# Objective:
Each entry below must be repeated word for word.
>> begin
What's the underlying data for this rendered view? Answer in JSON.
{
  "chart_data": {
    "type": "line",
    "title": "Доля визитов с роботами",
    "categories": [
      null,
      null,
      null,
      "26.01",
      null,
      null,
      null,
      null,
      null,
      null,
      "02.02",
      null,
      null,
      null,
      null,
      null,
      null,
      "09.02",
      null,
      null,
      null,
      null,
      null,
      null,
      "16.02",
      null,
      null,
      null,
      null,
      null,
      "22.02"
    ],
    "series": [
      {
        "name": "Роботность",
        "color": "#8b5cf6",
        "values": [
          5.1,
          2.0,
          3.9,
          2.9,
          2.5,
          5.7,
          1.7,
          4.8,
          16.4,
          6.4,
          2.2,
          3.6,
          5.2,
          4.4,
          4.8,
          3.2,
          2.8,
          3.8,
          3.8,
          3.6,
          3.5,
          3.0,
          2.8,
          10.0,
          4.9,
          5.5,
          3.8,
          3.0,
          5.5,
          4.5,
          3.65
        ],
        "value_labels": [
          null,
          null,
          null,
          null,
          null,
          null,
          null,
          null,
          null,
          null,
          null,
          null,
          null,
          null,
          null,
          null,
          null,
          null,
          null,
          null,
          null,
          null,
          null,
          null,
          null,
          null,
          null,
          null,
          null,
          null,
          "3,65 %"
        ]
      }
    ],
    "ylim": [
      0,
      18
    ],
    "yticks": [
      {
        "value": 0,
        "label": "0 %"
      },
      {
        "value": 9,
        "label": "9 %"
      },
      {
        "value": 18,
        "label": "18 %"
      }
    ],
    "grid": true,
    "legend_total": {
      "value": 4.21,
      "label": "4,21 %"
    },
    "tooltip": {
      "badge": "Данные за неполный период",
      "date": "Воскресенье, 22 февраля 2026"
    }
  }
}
>> end
# Solution:
What's the underlying data for this rendered view? Answer in JSON.
{
  "chart_data": {
    "type": "line",
    "title": "Доля визитов с роботами",
    "categories": [
      null,
      null,
      null,
      "26.01",
      null,
      null,
      null,
      null,
      null,
      null,
      "02.02",
      null,
      null,
      null,
      null,
      null,
      null,
      "09.02",
      null,
      null,
      null,
      null,
      null,
      null,
      "16.02",
      null,
      null,
      null,
      null,
      null,
      "22.02"
    ],
    "series": [
      {
        "name": "Роботность",
        "color": "#8b5cf6",
        "values": [
          5.1,
          2.0,
          3.9,
          2.9,
          2.5,
          5.7,
          1.7,
          4.8,
          16.4,
          6.4,
          2.2,
          3.6,
          5.2,
          4.4,
          4.8,
          3.2,
          2.8,
          3.8,
          3.8,
          3.6,
          3.5,
          3.0,
          2.8,
          10.0,
          4.9,
          5.5,
          3.8,
          3.0,
          5.5,
          4.5,
          3.65
        ],
        "value_labels": [
          null,
          null,
          null,
          null,
          null,
          null,
          null,
          null,
          null,
          null,
          null,
          null,
          null,
          null,
          null,
          null,
          null,
          null,
          null,
          null,
          null,
          null,
          null,
          null,
          null,
          null,
          null,
          null,
          null,
          null,
          "3,65 %"
        ]
      }
    ],
    "ylim": [
      0,
      18
    ],
    "yticks": [
      {
        "value": 0,
        "label": "0 %"
      },
      {
        "value": 9,
        "label": "9 %"
      },
      {
        "value": 18,
        "label": "18 %"
      }
    ],
    "grid": true,
    "legend_total": {
      "value": 4.21,
      "label": "4,21 %"
    },
    "tooltip": {
      "badge": "Данные за неполный период",
      "date": "Воскресенье, 22 февраля 2026"
    }
  }
}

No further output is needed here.